§ **WHAT THE TASK ASKS**: All of the lines below are to be printed again exactly; images are excluded from the output.

/---

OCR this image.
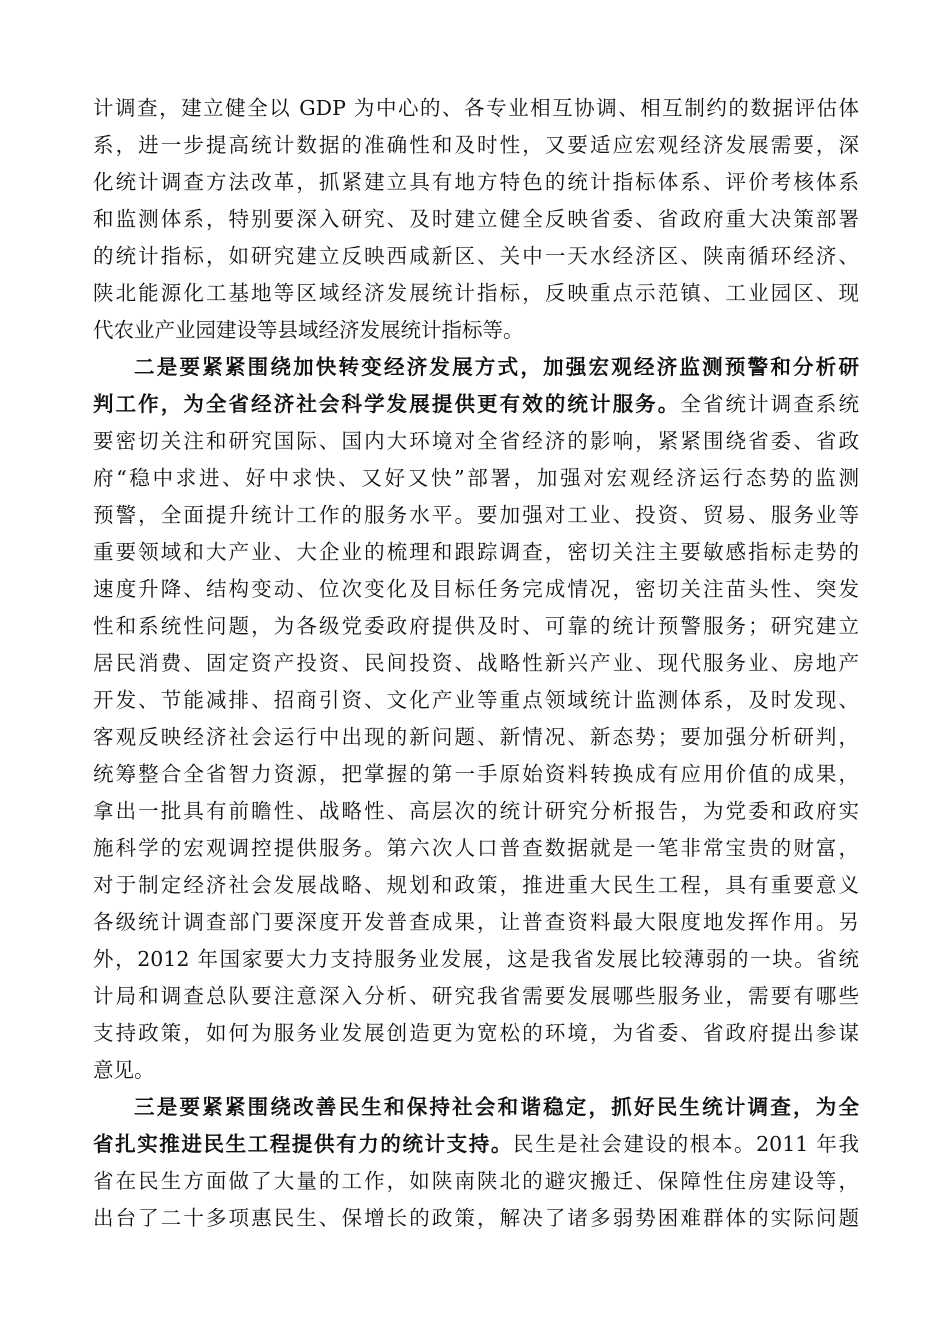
计调查，建立健全以 GDP 为中心的、各专业相互协调、相互制约的数据评估体
系，进一步提高统计数据的准确性和及时性，又要适应宏观经济发展需要，深
化统计调查方法改革，抓紧建立具有地方特色的统计指标体系、评价考核体系
和监测体系，特别要深入研究、及时建立健全反映省委、省政府重大决策部署
的统计指标，如研究建立反映西咸新区、关中一天水经济区、陕南循环经济、
陕北能源化工基地等区域经济发展统计指标，反映重点示范镇、工业园区、现
代农业产业园建设等县域经济发展统计指标等。
二是要紧紧围绕加快转变经济发展方式，加强宏观经济监测预警和分析研
判工作，为全省经济社会科学发展提供更有效的统计服务。全省统计调查系统
要密切关注和研究国际、国内大环境对全省经济的影响，紧紧围绕省委、省政
府“稳中求进、好中求快、又好又快”部署，加强对宏观经济运行态势的监测
预警，全面提升统计工作的服务水平。要加强对工业、投资、贸易、服务业等
重要领域和大产业、大企业的梳理和跟踪调查，密切关注主要敏感指标走势的
速度升降、结构变动、位次变化及目标任务完成情况，密切关注苗头性、突发
性和系统性问题，为各级党委政府提供及时、可靠的统计预警服务；研究建立
居民消费、固定资产投资、民间投资、战略性新兴产业、现代服务业、房地产
开发、节能减排、招商引资、文化产业等重点领域统计监测体系，及时发现、
客观反映经济社会运行中出现的新问题、新情况、新态势；要加强分析研判，
统筹整合全省智力资源，把掌握的第一手原始资料转换成有应用价值的成果，
拿出一批具有前瞻性、战略性、高层次的统计研究分析报告，为党委和政府实
施科学的宏观调控提供服务。第六次人口普查数据就是一笔非常宝贵的财富，
对于制定经济社会发展战略、规划和政策，推进重大民生工程，具有重要意义
各级统计调查部门要深度开发普查成果，让普查资料最大限度地发挥作用。另
外，2012 年国家要大力支持服务业发展，这是我省发展比较薄弱的一块。省统
计局和调查总队要注意深入分析、研究我省需要发展哪些服务业，需要有哪些
支持政策，如何为服务业发展创造更为宽松的环境，为省委、省政府提出参谋
意见。
三是要紧紧围绕改善民生和保持社会和谐稳定，抓好民生统计调查，为全
省扎实推进民生工程提供有力的统计支持。民生是社会建设的根本。2011 年我
省在民生方面做了大量的工作，如陕南陕北的避灾搬迁、保障性住房建设等，
出台了二十多项惠民生、保增长的政策，解决了诸多弱势困难群体的实际问题
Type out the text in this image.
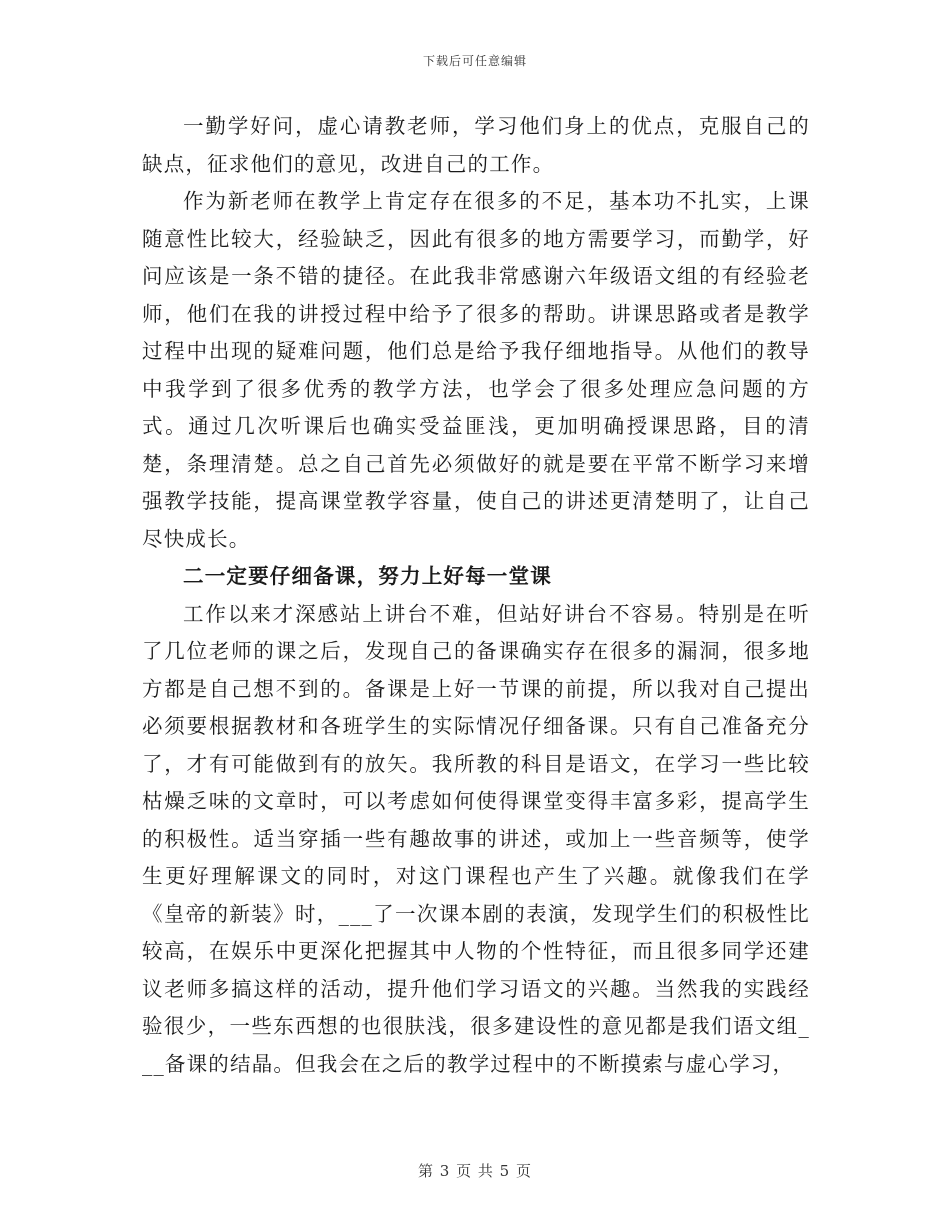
下载后可任意编辑

一勤学好问，虚心请教老师，学习他们身上的优点，克服自己的缺点，征求他们的意见，改进自己的工作。

作为新老师在教学上肯定存在很多的不足，基本功不扎实，上课随意性比较大，经验缺乏，因此有很多的地方需要学习，而勤学，好问应该是一条不错的捷径。在此我非常感谢六年级语文组的有经验老师，他们在我的讲授过程中给予了很多的帮助。讲课思路或者是教学过程中出现的疑难问题，他们总是给予我仔细地指导。从他们的教导中我学到了很多优秀的教学方法，也学会了很多处理应急问题的方式。通过几次听课后也确实受益匪浅，更加明确授课思路，目的清楚，条理清楚。总之自己首先必须做好的就是要在平常不断学习来增强教学技能，提高课堂教学容量，使自己的讲述更清楚明了，让自己尽快成长。

二一定要仔细备课，努力上好每一堂课

工作以来才深感站上讲台不难，但站好讲台不容易。特别是在听了几位老师的课之后，发现自己的备课确实存在很多的漏洞，很多地方都是自己想不到的。备课是上好一节课的前提，所以我对自己提出必须要根据教材和各班学生的实际情况仔细备课。只有自己准备充分了，才有可能做到有的放矢。我所教的科目是语文，在学习一些比较枯燥乏味的文章时，可以考虑如何使得课堂变得丰富多彩，提高学生的积极性。适当穿插一些有趣故事的讲述，或加上一些音频等，使学生更好理解课文的同时，对这门课程也产生了兴趣。就像我们在学《皇帝的新装》时，___了一次课本剧的表演，发现学生们的积极性比较高，在娱乐中更深化把握其中人物的个性特征，而且很多同学还建议老师多搞这样的活动，提升他们学习语文的兴趣。当然我的实践经验很少，一些东西想的也很肤浅，很多建设性的意见都是我们语文组___备课的结晶。但我会在之后的教学过程中的不断摸索与虚心学习，

第 3 页 共 5 页
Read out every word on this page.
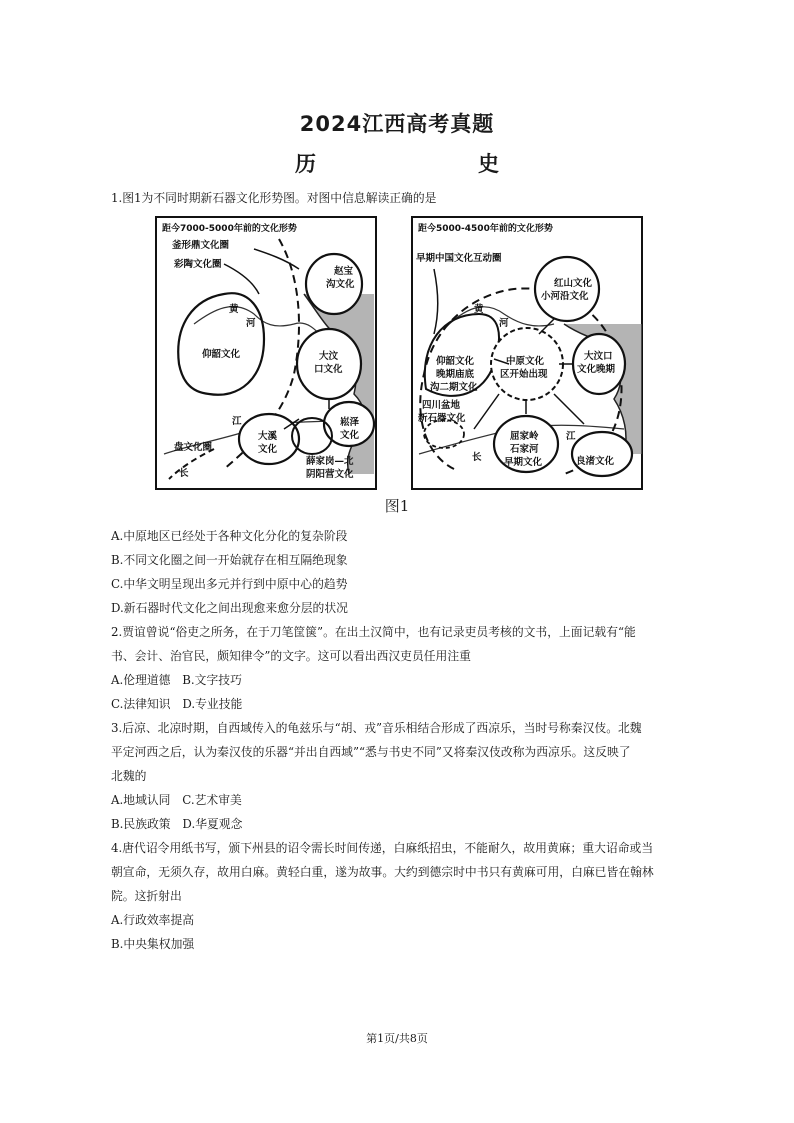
2024江西高考真题
历　　史
1.图1为不同时期新石器文化形势图。对图中信息解读正确的是
距今7000-5000年前的文化形势
釜形鼎文化圈
彩陶文化圈
赵宝
沟文化
黄
河
仰韶文化	大汶
口文化
江
大溪
文化
崧泽
文化
盘文化圈
长
薛家岗—北
阴阳营文化
距今5000-4500年前的文化形势
早期中国文化互动圈
红山文化
小河沿文化
黄
河
仰韶文化
晚期庙底
沟二期文化
中原文化
区开始出现
大汶口
文化晚期
四川盆地
新石器文化
屈家岭
石家河
早期文化
江
长	良渚文化
图1
A.中原地区已经处于各种文化分化的复杂阶段
B.不同文化圈之间一开始就存在相互隔绝现象
C.中华文明呈现出多元并行到中原中心的趋势
D.新石器时代文化之间出现愈来愈分层的状况
2.贾谊曾说“俗吏之所务，在于刀笔筐箧”。在出土汉简中，也有记录吏员考核的文书，上面记载有“能
书、会计、治官民，颇知律令”的文字。这可以看出西汉吏员任用注重
A.伦理道德　B.文字技巧
C.法律知识　D.专业技能
3.后凉、北凉时期，自西域传入的龟兹乐与“胡、戎”音乐相结合形成了西凉乐，当时号称秦汉伎。北魏
平定河西之后，认为秦汉伎的乐器“并出自西域”“悉与书史不同”又将秦汉伎改称为西凉乐。这反映了
北魏的
A.地域认同　C.艺术审美
B.民族政策　D.华夏观念
4.唐代诏令用纸书写，颁下州县的诏令需长时间传递，白麻纸招虫，不能耐久，故用黄麻；重大诏命或当
朝宣命，无须久存，故用白麻。黄轻白重，遂为故事。大约到德宗时中书只有黄麻可用，白麻已皆在翰林
院。这折射出
A.行政效率提高
B.中央集权加强
第1页/共8页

\---

§ **RESULT BELOW**:
OCR this image.
计调查，建立健全以 GDP 为中心的、各专业相互协调、相互制约的数据评估体
系，进一步提高统计数据的准确性和及时性，又要适应宏观经济发展需要，深
化统计调查方法改革，抓紧建立具有地方特色的统计指标体系、评价考核体系
和监测体系，特别要深入研究、及时建立健全反映省委、省政府重大决策部署
的统计指标，如研究建立反映西咸新区、关中一天水经济区、陕南循环经济、
陕北能源化工基地等区域经济发展统计指标，反映重点示范镇、工业园区、现
代农业产业园建设等县域经济发展统计指标等。
二是要紧紧围绕加快转变经济发展方式，加强宏观经济监测预警和分析研
判工作，为全省经济社会科学发展提供更有效的统计服务。全省统计调查系统
要密切关注和研究国际、国内大环境对全省经济的影响，紧紧围绕省委、省政
府“稳中求进、好中求快、又好又快”部署，加强对宏观经济运行态势的监测
预警，全面提升统计工作的服务水平。要加强对工业、投资、贸易、服务业等
重要领域和大产业、大企业的梳理和跟踪调查，密切关注主要敏感指标走势的
速度升降、结构变动、位次变化及目标任务完成情况，密切关注苗头性、突发
性和系统性问题，为各级党委政府提供及时、可靠的统计预警服务；研究建立
居民消费、固定资产投资、民间投资、战略性新兴产业、现代服务业、房地产
开发、节能减排、招商引资、文化产业等重点领域统计监测体系，及时发现、
客观反映经济社会运行中出现的新问题、新情况、新态势；要加强分析研判，
统筹整合全省智力资源，把掌握的第一手原始资料转换成有应用价值的成果，
拿出一批具有前瞻性、战略性、高层次的统计研究分析报告，为党委和政府实
施科学的宏观调控提供服务。第六次人口普查数据就是一笔非常宝贵的财富，
对于制定经济社会发展战略、规划和政策，推进重大民生工程，具有重要意义
各级统计调查部门要深度开发普查成果，让普查资料最大限度地发挥作用。另
外，2012 年国家要大力支持服务业发展，这是我省发展比较薄弱的一块。省统
计局和调查总队要注意深入分析、研究我省需要发展哪些服务业，需要有哪些
支持政策，如何为服务业发展创造更为宽松的环境，为省委、省政府提出参谋
意见。
三是要紧紧围绕改善民生和保持社会和谐稳定，抓好民生统计调查，为全
省扎实推进民生工程提供有力的统计支持。民生是社会建设的根本。2011 年我
省在民生方面做了大量的工作，如陕南陕北的避灾搬迁、保障性住房建设等，
出台了二十多项惠民生、保增长的政策，解决了诸多弱势困难群体的实际问题
Type out the text in this image.
下载后可任意编辑

一勤学好问，虚心请教老师，学习他们身上的优点，克服自己的缺点，征求他们的意见，改进自己的工作。

作为新老师在教学上肯定存在很多的不足，基本功不扎实，上课随意性比较大，经验缺乏，因此有很多的地方需要学习，而勤学，好问应该是一条不错的捷径。在此我非常感谢六年级语文组的有经验老师，他们在我的讲授过程中给予了很多的帮助。讲课思路或者是教学过程中出现的疑难问题，他们总是给予我仔细地指导。从他们的教导中我学到了很多优秀的教学方法，也学会了很多处理应急问题的方式。通过几次听课后也确实受益匪浅，更加明确授课思路，目的清楚，条理清楚。总之自己首先必须做好的就是要在平常不断学习来增强教学技能，提高课堂教学容量，使自己的讲述更清楚明了，让自己尽快成长。

二一定要仔细备课，努力上好每一堂课

工作以来才深感站上讲台不难，但站好讲台不容易。特别是在听了几位老师的课之后，发现自己的备课确实存在很多的漏洞，很多地方都是自己想不到的。备课是上好一节课的前提，所以我对自己提出必须要根据教材和各班学生的实际情况仔细备课。只有自己准备充分了，才有可能做到有的放矢。我所教的科目是语文，在学习一些比较枯燥乏味的文章时，可以考虑如何使得课堂变得丰富多彩，提高学生的积极性。适当穿插一些有趣故事的讲述，或加上一些音频等，使学生更好理解课文的同时，对这门课程也产生了兴趣。就像我们在学《皇帝的新装》时，___了一次课本剧的表演，发现学生们的积极性比较高，在娱乐中更深化把握其中人物的个性特征，而且很多同学还建议老师多搞这样的活动，提升他们学习语文的兴趣。当然我的实践经验很少，一些东西想的也很肤浅，很多建设性的意见都是我们语文组___备课的结晶。但我会在之后的教学过程中的不断摸索与虚心学习，

第 3 页 共 5 页
Read out every word on this page.
2024江西高考真题
历　　史
1.图1为不同时期新石器文化形势图。对图中信息解读正确的是
距今7000-5000年前的文化形势
釜形鼎文化圈
彩陶文化圈
赵宝
沟文化
黄
河
仰韶文化	大汶
口文化
江
大溪
文化
崧泽
文化
盘文化圈
长
薛家岗—北
阴阳营文化
距今5000-4500年前的文化形势
早期中国文化互动圈
红山文化
小河沿文化
黄
河
仰韶文化
晚期庙底
沟二期文化
中原文化
区开始出现
大汶口
文化晚期
四川盆地
新石器文化
屈家岭
石家河
早期文化
江
长	良渚文化
图1
A.中原地区已经处于各种文化分化的复杂阶段
B.不同文化圈之间一开始就存在相互隔绝现象
C.中华文明呈现出多元并行到中原中心的趋势
D.新石器时代文化之间出现愈来愈分层的状况
2.贾谊曾说“俗吏之所务，在于刀笔筐箧”。在出土汉简中，也有记录吏员考核的文书，上面记载有“能
书、会计、治官民，颇知律令”的文字。这可以看出西汉吏员任用注重
A.伦理道德　B.文字技巧
C.法律知识　D.专业技能
3.后凉、北凉时期，自西域传入的龟兹乐与“胡、戎”音乐相结合形成了西凉乐，当时号称秦汉伎。北魏
平定河西之后，认为秦汉伎的乐器“并出自西域”“悉与书史不同”又将秦汉伎改称为西凉乐。这反映了
北魏的
A.地域认同　C.艺术审美
B.民族政策　D.华夏观念
4.唐代诏令用纸书写，颁下州县的诏令需长时间传递，白麻纸招虫，不能耐久，故用黄麻；重大诏命或当
朝宣命，无须久存，故用白麻。黄轻白重，遂为故事。大约到德宗时中书只有黄麻可用，白麻已皆在翰林
院。这折射出
A.行政效率提高
B.中央集权加强
第1页/共8页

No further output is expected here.